(Dataset items)
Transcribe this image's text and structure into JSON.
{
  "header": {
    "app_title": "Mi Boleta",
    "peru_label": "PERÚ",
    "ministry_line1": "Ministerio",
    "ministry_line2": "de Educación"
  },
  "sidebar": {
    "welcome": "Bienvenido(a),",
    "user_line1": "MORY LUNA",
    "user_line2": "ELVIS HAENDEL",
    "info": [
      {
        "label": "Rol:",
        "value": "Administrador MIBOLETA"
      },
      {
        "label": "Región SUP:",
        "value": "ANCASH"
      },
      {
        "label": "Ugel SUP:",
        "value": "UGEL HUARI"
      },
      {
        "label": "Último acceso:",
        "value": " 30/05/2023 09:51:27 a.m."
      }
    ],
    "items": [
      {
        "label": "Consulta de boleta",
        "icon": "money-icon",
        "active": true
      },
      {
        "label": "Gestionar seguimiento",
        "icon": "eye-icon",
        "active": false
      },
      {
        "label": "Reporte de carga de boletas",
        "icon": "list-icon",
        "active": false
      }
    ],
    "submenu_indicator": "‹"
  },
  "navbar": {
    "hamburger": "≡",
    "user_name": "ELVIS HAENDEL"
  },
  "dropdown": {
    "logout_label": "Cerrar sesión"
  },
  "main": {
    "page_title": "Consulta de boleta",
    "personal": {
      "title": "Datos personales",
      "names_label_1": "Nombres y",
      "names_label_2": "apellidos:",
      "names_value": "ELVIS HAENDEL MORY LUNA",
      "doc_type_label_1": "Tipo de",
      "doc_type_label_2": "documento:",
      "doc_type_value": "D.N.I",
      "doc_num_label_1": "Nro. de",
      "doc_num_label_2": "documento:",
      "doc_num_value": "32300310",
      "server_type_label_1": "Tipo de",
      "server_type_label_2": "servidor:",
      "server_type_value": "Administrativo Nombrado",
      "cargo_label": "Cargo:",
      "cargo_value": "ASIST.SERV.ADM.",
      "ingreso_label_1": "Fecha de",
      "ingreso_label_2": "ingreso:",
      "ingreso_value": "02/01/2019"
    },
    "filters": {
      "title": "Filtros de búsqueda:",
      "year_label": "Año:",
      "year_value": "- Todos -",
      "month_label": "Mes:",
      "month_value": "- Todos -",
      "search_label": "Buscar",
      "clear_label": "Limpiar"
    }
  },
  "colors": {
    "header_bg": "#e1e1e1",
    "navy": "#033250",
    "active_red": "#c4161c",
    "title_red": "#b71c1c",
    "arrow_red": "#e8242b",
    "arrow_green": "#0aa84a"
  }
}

▸ **Goal of the exercise**: Repeat the material above in full, keeping every word.

▸ **Output below**:
Transcribe this image's text and structure into JSON.
{
  "header": {
    "app_title": "Mi Boleta",
    "peru_label": "PERÚ",
    "ministry_line1": "Ministerio",
    "ministry_line2": "de Educación"
  },
  "sidebar": {
    "welcome": "Bienvenido(a),",
    "user_line1": "MORY LUNA",
    "user_line2": "ELVIS HAENDEL",
    "info": [
      {
        "label": "Rol:",
        "value": "Administrador MIBOLETA"
      },
      {
        "label": "Región SUP:",
        "value": "ANCASH"
      },
      {
        "label": "Ugel SUP:",
        "value": "UGEL HUARI"
      },
      {
        "label": "Último acceso:",
        "value": " 30/05/2023 09:51:27 a.m."
      }
    ],
    "items": [
      {
        "label": "Consulta de boleta",
        "icon": "money-icon",
        "active": true
      },
      {
        "label": "Gestionar seguimiento",
        "icon": "eye-icon",
        "active": false
      },
      {
        "label": "Reporte de carga de boletas",
        "icon": "list-icon",
        "active": false
      }
    ],
    "submenu_indicator": "‹"
  },
  "navbar": {
    "hamburger": "≡",
    "user_name": "ELVIS HAENDEL"
  },
  "dropdown": {
    "logout_label": "Cerrar sesión"
  },
  "main": {
    "page_title": "Consulta de boleta",
    "personal": {
      "title": "Datos personales",
      "names_label_1": "Nombres y",
      "names_label_2": "apellidos:",
      "names_value": "ELVIS HAENDEL MORY LUNA",
      "doc_type_label_1": "Tipo de",
      "doc_type_label_2": "documento:",
      "doc_type_value": "D.N.I",
      "doc_num_label_1": "Nro. de",
      "doc_num_label_2": "documento:",
      "doc_num_value": "32300310",
      "server_type_label_1": "Tipo de",
      "server_type_label_2": "servidor:",
      "server_type_value": "Administrativo Nombrado",
      "cargo_label": "Cargo:",
      "cargo_value": "ASIST.SERV.ADM.",
      "ingreso_label_1": "Fecha de",
      "ingreso_label_2": "ingreso:",
      "ingreso_value": "02/01/2019"
    },
    "filters": {
      "title": "Filtros de búsqueda:",
      "year_label": "Año:",
      "year_value": "- Todos -",
      "month_label": "Mes:",
      "month_value": "- Todos -",
      "search_label": "Buscar",
      "clear_label": "Limpiar"
    }
  },
  "colors": {
    "header_bg": "#e1e1e1",
    "navy": "#033250",
    "active_red": "#c4161c",
    "title_red": "#b71c1c",
    "arrow_red": "#e8242b",
    "arrow_green": "#0aa84a"
  }
}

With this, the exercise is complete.